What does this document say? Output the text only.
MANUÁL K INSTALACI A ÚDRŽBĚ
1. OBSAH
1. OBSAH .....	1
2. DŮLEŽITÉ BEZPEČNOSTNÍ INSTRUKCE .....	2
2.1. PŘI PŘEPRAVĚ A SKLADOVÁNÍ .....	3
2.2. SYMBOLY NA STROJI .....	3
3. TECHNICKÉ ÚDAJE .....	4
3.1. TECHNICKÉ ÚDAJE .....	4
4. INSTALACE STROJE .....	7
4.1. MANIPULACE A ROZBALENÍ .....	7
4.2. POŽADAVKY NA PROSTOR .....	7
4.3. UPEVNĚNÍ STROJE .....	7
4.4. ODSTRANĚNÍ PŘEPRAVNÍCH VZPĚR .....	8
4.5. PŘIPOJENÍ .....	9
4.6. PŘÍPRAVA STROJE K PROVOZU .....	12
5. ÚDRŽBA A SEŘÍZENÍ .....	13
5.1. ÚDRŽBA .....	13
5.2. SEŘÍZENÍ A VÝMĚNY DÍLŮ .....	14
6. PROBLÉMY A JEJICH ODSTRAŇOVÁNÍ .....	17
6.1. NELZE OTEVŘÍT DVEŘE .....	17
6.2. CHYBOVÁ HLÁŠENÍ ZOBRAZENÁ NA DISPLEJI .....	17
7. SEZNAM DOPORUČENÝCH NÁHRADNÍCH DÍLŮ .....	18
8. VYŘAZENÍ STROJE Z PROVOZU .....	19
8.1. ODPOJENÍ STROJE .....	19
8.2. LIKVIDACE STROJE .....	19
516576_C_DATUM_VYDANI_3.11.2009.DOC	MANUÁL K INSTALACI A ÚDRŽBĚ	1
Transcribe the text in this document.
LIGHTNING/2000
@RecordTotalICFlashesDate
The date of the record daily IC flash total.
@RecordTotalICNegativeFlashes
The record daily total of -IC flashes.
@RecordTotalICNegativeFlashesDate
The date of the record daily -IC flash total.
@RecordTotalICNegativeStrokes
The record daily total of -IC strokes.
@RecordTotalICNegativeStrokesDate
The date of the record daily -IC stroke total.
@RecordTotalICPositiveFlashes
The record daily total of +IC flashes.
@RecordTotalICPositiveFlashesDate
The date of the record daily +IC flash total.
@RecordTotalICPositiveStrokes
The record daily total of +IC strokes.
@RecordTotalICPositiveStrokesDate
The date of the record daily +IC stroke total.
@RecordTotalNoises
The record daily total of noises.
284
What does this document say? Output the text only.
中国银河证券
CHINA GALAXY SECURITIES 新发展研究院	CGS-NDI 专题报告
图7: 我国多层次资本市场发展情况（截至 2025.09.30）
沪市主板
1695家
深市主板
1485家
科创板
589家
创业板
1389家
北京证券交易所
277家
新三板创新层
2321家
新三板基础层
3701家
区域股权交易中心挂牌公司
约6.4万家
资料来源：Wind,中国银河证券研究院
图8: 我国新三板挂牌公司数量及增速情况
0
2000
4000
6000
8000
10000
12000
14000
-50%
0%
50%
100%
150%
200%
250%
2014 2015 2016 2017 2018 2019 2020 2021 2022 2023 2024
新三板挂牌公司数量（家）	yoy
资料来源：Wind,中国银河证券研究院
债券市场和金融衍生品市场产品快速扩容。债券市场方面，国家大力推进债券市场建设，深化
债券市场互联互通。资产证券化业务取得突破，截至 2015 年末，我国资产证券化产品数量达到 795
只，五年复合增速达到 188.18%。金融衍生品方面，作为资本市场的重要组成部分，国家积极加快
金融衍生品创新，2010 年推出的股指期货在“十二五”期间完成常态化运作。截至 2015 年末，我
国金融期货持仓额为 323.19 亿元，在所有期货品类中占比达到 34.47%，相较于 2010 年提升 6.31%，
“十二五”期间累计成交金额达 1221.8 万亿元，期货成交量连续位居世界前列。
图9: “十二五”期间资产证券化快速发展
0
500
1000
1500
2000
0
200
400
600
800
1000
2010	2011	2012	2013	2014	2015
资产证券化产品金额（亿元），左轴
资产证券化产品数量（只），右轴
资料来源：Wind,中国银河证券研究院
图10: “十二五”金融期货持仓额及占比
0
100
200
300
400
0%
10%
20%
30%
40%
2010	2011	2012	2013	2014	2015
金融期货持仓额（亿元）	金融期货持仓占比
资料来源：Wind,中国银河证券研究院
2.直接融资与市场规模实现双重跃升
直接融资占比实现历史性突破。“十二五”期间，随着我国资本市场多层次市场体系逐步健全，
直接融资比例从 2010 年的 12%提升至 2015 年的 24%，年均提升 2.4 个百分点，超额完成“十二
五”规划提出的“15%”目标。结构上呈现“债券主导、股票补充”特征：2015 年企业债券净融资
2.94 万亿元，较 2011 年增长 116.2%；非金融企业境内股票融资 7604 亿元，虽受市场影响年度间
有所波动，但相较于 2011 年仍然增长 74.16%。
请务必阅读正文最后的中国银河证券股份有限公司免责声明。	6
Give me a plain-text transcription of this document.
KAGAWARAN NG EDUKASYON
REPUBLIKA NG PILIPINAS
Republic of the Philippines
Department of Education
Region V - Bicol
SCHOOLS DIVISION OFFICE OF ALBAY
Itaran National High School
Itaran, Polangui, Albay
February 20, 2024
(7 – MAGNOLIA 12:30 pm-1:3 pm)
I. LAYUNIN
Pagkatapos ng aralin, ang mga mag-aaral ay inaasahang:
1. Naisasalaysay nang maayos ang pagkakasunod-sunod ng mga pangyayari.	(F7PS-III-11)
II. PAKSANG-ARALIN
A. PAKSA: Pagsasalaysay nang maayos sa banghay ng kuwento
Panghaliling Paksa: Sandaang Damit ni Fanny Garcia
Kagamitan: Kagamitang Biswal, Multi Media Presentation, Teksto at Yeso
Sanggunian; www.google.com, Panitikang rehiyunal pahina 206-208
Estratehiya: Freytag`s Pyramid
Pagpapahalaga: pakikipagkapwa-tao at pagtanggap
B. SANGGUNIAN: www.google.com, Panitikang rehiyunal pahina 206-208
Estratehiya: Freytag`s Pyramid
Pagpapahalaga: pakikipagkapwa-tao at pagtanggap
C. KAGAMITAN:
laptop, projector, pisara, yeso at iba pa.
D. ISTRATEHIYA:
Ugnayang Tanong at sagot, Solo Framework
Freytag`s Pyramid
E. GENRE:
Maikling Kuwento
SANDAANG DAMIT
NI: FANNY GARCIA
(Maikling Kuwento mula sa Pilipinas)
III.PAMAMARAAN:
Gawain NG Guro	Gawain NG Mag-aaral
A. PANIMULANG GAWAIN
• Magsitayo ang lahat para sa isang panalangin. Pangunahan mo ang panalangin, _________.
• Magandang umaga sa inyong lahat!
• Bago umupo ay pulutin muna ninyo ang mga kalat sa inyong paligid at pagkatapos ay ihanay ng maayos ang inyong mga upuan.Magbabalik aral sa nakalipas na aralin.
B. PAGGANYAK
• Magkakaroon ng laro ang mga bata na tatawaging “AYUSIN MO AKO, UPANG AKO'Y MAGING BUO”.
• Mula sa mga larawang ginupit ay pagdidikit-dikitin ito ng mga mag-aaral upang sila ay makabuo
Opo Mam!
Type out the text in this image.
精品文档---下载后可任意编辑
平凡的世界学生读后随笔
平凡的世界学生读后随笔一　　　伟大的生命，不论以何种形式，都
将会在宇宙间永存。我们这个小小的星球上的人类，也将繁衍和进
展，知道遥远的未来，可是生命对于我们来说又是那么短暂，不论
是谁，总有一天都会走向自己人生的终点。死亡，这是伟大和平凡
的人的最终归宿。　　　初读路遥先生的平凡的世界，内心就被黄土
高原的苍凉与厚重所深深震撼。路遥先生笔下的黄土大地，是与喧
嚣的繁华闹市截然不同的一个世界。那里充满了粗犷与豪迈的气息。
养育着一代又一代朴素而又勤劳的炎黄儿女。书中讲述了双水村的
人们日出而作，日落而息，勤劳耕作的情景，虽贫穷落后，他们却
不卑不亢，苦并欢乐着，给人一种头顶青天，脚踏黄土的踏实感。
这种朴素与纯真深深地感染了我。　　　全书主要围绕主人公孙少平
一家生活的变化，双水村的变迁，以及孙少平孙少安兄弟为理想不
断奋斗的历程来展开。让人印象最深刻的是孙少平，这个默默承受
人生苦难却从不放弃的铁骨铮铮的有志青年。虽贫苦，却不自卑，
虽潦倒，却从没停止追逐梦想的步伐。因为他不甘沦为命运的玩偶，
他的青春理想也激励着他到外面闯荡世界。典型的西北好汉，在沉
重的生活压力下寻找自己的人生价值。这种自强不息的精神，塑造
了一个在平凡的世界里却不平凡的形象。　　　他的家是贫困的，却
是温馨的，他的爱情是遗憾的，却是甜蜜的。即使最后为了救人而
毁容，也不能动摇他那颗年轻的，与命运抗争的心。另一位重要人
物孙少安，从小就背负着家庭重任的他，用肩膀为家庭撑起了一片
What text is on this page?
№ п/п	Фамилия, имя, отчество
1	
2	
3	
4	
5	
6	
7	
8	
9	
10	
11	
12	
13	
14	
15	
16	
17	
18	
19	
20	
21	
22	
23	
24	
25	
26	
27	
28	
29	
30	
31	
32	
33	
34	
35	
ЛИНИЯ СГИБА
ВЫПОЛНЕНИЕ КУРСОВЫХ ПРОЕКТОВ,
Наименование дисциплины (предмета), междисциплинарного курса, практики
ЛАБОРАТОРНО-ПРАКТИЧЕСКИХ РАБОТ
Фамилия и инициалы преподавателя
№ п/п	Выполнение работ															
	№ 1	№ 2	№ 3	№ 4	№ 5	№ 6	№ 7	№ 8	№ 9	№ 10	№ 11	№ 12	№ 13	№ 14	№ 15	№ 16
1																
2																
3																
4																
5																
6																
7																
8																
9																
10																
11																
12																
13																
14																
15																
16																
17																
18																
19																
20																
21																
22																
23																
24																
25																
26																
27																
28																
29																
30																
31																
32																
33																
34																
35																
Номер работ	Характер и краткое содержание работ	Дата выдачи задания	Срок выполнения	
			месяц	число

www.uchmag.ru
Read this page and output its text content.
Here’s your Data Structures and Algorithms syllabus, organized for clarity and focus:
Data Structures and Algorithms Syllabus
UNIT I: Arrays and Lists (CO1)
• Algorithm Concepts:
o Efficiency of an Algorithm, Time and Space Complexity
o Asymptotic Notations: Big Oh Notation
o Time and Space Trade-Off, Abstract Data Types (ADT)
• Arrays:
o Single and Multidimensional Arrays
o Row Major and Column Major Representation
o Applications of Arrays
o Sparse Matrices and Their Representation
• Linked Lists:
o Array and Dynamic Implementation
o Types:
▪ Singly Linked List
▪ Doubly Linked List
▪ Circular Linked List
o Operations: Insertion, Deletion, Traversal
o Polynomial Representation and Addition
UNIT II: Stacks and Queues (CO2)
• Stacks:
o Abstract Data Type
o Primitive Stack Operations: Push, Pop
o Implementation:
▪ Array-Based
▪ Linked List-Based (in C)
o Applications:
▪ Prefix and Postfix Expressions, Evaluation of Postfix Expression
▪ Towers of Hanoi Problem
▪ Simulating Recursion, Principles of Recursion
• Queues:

INSTRUCTIONS TO FOLLOW
Look through the listing above and count the lines where the string "STROJE" appears. Report the number only.

RESPONSE BELOW
6